-- Start DATA PROVIDED --
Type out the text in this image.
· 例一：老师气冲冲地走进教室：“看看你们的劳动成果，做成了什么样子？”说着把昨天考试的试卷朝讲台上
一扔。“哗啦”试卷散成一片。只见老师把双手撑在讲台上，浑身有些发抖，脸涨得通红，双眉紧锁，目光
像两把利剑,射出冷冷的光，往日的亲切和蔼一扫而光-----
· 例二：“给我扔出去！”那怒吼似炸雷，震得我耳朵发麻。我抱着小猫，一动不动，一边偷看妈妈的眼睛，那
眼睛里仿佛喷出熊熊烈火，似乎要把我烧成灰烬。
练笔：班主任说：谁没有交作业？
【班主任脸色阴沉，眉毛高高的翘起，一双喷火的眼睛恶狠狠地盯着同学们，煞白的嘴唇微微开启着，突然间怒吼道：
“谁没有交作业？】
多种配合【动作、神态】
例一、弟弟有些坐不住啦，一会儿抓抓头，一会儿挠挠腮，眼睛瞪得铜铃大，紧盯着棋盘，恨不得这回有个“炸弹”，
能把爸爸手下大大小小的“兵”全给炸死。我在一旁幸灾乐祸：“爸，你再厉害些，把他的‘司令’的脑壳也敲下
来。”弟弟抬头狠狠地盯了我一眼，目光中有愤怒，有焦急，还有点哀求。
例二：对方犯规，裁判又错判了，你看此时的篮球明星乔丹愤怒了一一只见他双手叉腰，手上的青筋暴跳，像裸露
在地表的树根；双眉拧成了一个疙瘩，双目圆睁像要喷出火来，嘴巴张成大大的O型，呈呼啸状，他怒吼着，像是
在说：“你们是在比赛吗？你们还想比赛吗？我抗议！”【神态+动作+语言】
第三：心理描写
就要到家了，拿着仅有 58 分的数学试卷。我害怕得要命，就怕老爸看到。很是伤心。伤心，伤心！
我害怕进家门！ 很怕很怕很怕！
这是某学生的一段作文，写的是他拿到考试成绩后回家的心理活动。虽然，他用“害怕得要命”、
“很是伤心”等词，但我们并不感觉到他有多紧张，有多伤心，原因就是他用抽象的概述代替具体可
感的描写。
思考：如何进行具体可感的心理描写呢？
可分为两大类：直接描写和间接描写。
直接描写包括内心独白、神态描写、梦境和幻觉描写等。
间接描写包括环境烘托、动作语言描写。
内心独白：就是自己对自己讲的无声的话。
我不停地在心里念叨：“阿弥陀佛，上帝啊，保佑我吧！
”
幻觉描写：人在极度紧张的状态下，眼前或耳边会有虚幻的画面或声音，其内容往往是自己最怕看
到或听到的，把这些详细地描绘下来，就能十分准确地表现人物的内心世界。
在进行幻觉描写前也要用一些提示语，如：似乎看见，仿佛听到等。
-- End DATA PROVIDED --
**REQUIRED TASK**: Retype the whole listing, matching it exactly.

**OUTPUT OF THE TASK**:
Type out the text in this image.
· 例一：老师气冲冲地走进教室：“看看你们的劳动成果，做成了什么样子？”说着把昨天考试的试卷朝讲台上
一扔。“哗啦”试卷散成一片。只见老师把双手撑在讲台上，浑身有些发抖，脸涨得通红，双眉紧锁，目光
像两把利剑,射出冷冷的光，往日的亲切和蔼一扫而光-----
· 例二：“给我扔出去！”那怒吼似炸雷，震得我耳朵发麻。我抱着小猫，一动不动，一边偷看妈妈的眼睛，那
眼睛里仿佛喷出熊熊烈火，似乎要把我烧成灰烬。
练笔：班主任说：谁没有交作业？
【班主任脸色阴沉，眉毛高高的翘起，一双喷火的眼睛恶狠狠地盯着同学们，煞白的嘴唇微微开启着，突然间怒吼道：
“谁没有交作业？】
多种配合【动作、神态】
例一、弟弟有些坐不住啦，一会儿抓抓头，一会儿挠挠腮，眼睛瞪得铜铃大，紧盯着棋盘，恨不得这回有个“炸弹”，
能把爸爸手下大大小小的“兵”全给炸死。我在一旁幸灾乐祸：“爸，你再厉害些，把他的‘司令’的脑壳也敲下
来。”弟弟抬头狠狠地盯了我一眼，目光中有愤怒，有焦急，还有点哀求。
例二：对方犯规，裁判又错判了，你看此时的篮球明星乔丹愤怒了一一只见他双手叉腰，手上的青筋暴跳，像裸露
在地表的树根；双眉拧成了一个疙瘩，双目圆睁像要喷出火来，嘴巴张成大大的O型，呈呼啸状，他怒吼着，像是
在说：“你们是在比赛吗？你们还想比赛吗？我抗议！”【神态+动作+语言】
第三：心理描写
就要到家了，拿着仅有 58 分的数学试卷。我害怕得要命，就怕老爸看到。很是伤心。伤心，伤心！
我害怕进家门！ 很怕很怕很怕！
这是某学生的一段作文，写的是他拿到考试成绩后回家的心理活动。虽然，他用“害怕得要命”、
“很是伤心”等词，但我们并不感觉到他有多紧张，有多伤心，原因就是他用抽象的概述代替具体可
感的描写。
思考：如何进行具体可感的心理描写呢？
可分为两大类：直接描写和间接描写。
直接描写包括内心独白、神态描写、梦境和幻觉描写等。
间接描写包括环境烘托、动作语言描写。
内心独白：就是自己对自己讲的无声的话。
我不停地在心里念叨：“阿弥陀佛，上帝啊，保佑我吧！
”
幻觉描写：人在极度紧张的状态下，眼前或耳边会有虚幻的画面或声音，其内容往往是自己最怕看
到或听到的，把这些详细地描绘下来，就能十分准确地表现人物的内心世界。
在进行幻觉描写前也要用一些提示语，如：似乎看见，仿佛听到等。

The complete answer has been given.